Select every line containing the word "Provjerite" from the material, and copy those lines.

───── Available records

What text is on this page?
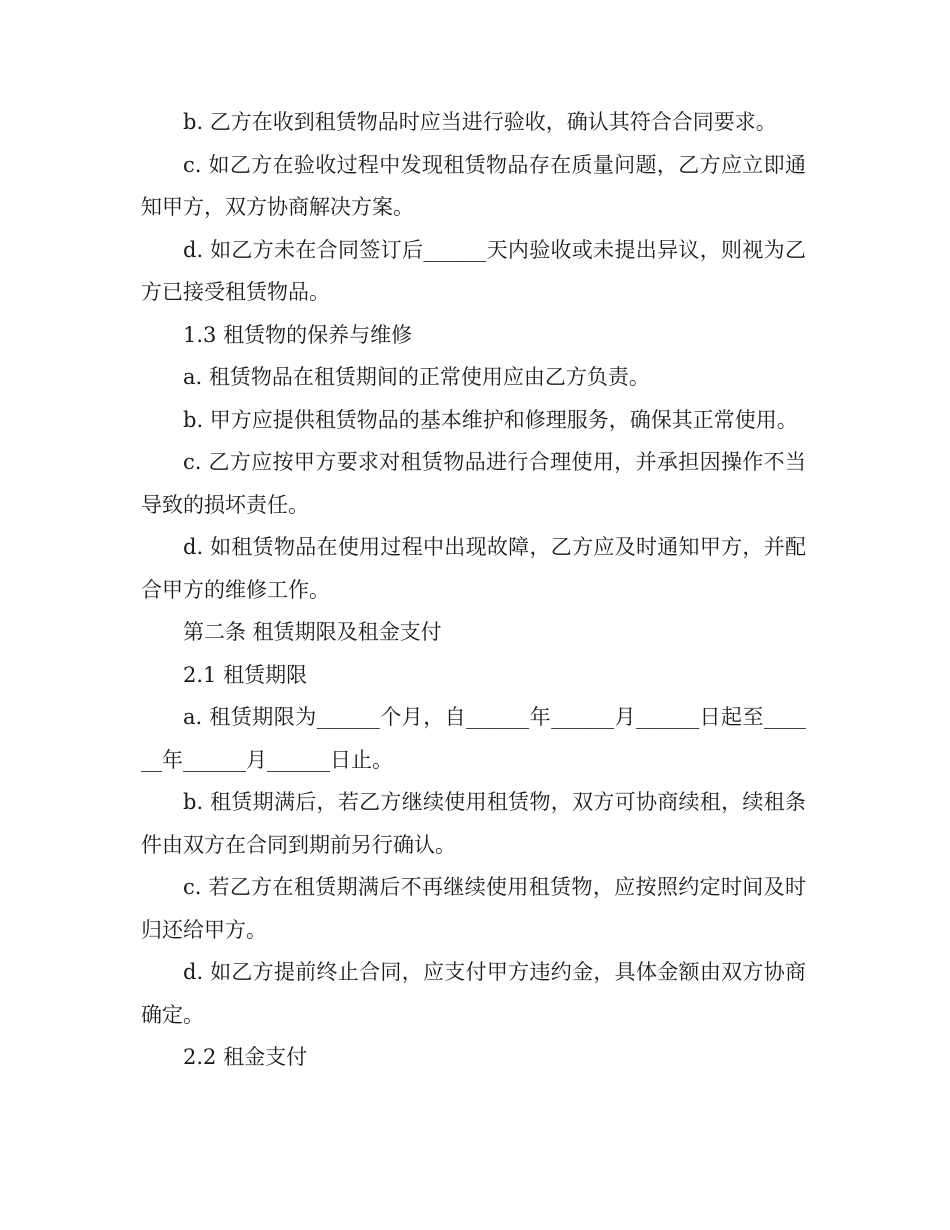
b. 乙方在收到租赁物品时应当进行验收，确认其符合合同要求。

c. 如乙方在验收过程中发现租赁物品存在质量问题，乙方应立即通知甲方，双方协商解决方案。

d. 如乙方未在合同签订后______天内验收或未提出异议，则视为乙方已接受租赁物品。

1.3 租赁物的保养与维修

a. 租赁物品在租赁期间的正常使用应由乙方负责。

b. 甲方应提供租赁物品的基本维护和修理服务，确保其正常使用。

c. 乙方应按甲方要求对租赁物品进行合理使用，并承担因操作不当导致的损坏责任。

d. 如租赁物品在使用过程中出现故障，乙方应及时通知甲方，并配合甲方的维修工作。

第二条 租赁期限及租金支付

2.1 租赁期限

a. 租赁期限为______个月，自______年______月______日起至______年______月______日止。

b. 租赁期满后，若乙方继续使用租赁物，双方可协商续租，续租条件由双方在合同到期前另行确认。

c. 若乙方在租赁期满后不再继续使用租赁物，应按照约定时间及时归还给甲方。

d. 如乙方提前终止合同，应支付甲方违约金，具体金额由双方协商确定。

2.2 租金支付
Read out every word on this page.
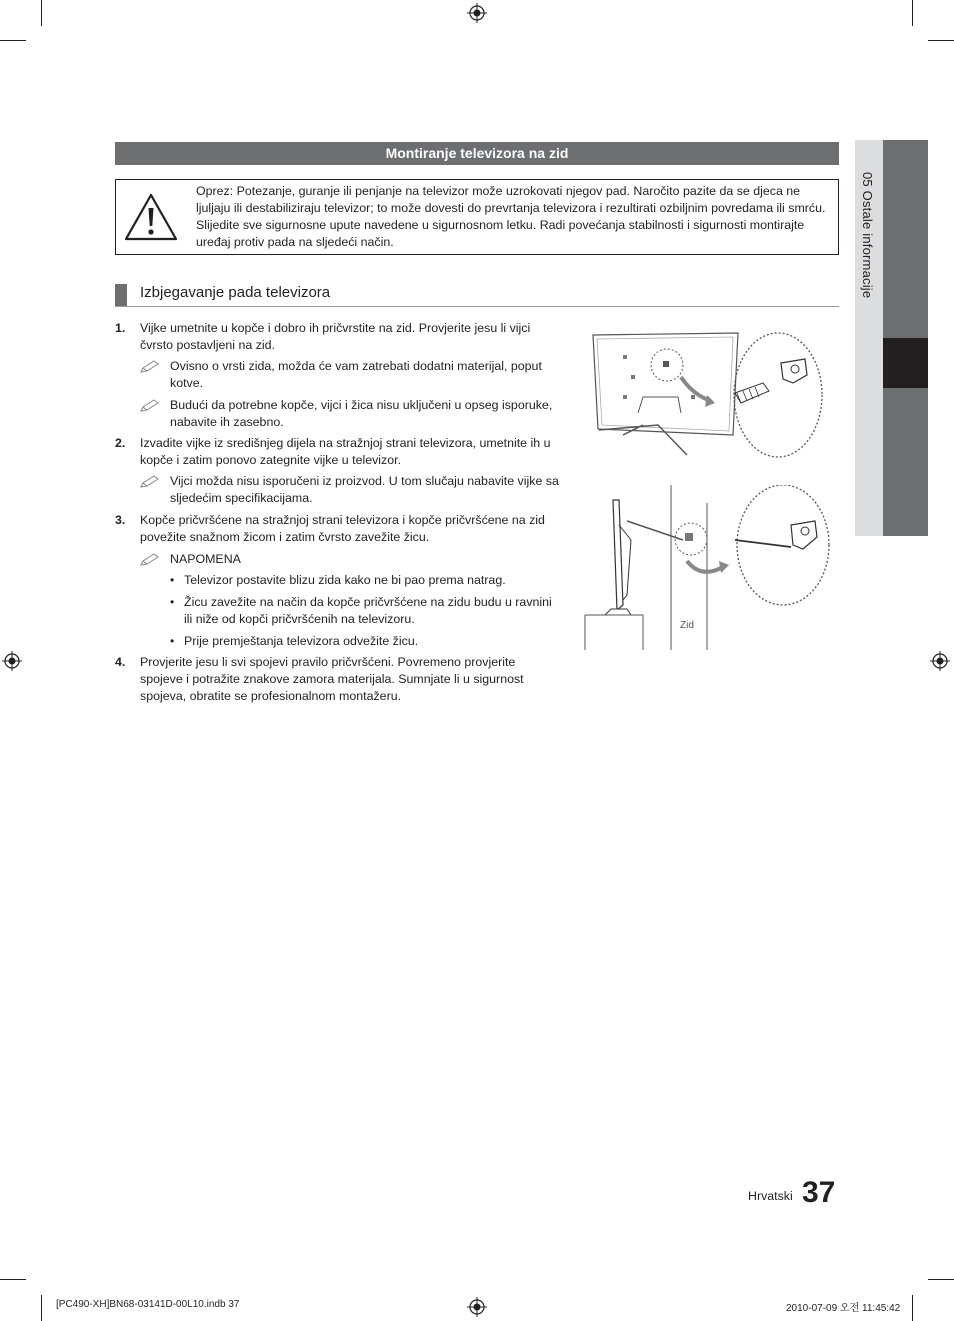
Montiranje televizora na zid
Oprez: Potezanje, guranje ili penjanje na televizor može uzrokovati njegov pad. Naročito pazite da se djeca ne ljuljaju ili destabiliziraju televizor; to može dovesti do prevrtanja televizora i rezultirati ozbiljnim povredama ili smrću. Slijedite sve sigurnosne upute navedene u sigurnosnom letku. Radi povećanja stabilnosti i sigurnosti montirajte uređaj protiv pada na sljedeći način.
Izbjegavanje pada televizora
1. Vijke umetnite u kopče i dobro ih pričvrstite na zid. Provjerite jesu li vijci čvrsto postavljeni na zid.
Ovisno o vrsti zida, možda će vam zatrebati dodatni materijal, poput kotve.
Budući da potrebne kopče, vijci i žica nisu uključeni u opseg isporuke, nabavite ih zasebno.
2. Izvadite vijke iz središnjeg dijela na stražnjoj strani televizora, umetnite ih u kopče i zatim ponovo zategnite vijke u televizor.
Vijci možda nisu isporučeni iz proizvod. U tom slučaju nabavite vijke sa sljedećim specifikacijama.
3. Kopče pričvršćene na stražnjoj strani televizora i kopče pričvršćene na zid povežite snažnom žicom i zatim čvrsto zavežite žicu.
NAPOMENA
• Televizor postavite blizu zida kako ne bi pao prema natrag.
• Žicu zavežite na način da kopče pričvršćene na zidu budu u ravnini ili niže od kopči pričvršćenih na televizoru.
• Prije premještanja televizora odvežite žicu.
4. Provjerite jesu li svi spojevi pravilo pričvršćeni. Povremeno provjerite spojeve i potražite znakove zamora materijala. Sumnjate li u sigurnost spojeva, obratite se profesionalnom montažeru.
Zid
05 Ostale informacije
Hrvatski 37
[PC490-XH]BN68-03141D-00L10.indb 37	2010-07-09 오전 11:45:42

──────────

Answer for the task —
1. Vijke umetnite u kopče i dobro ih pričvrstite na zid. Provjerite jesu li vijci čvrsto postavljeni na zid.
4. Provjerite jesu li svi spojevi pravilo pričvršćeni. Povremeno provjerite spojeve i potražite znakove zamora materijala. Sumnjate li u sigurnost spojeva, obratite se profesionalnom montažeru.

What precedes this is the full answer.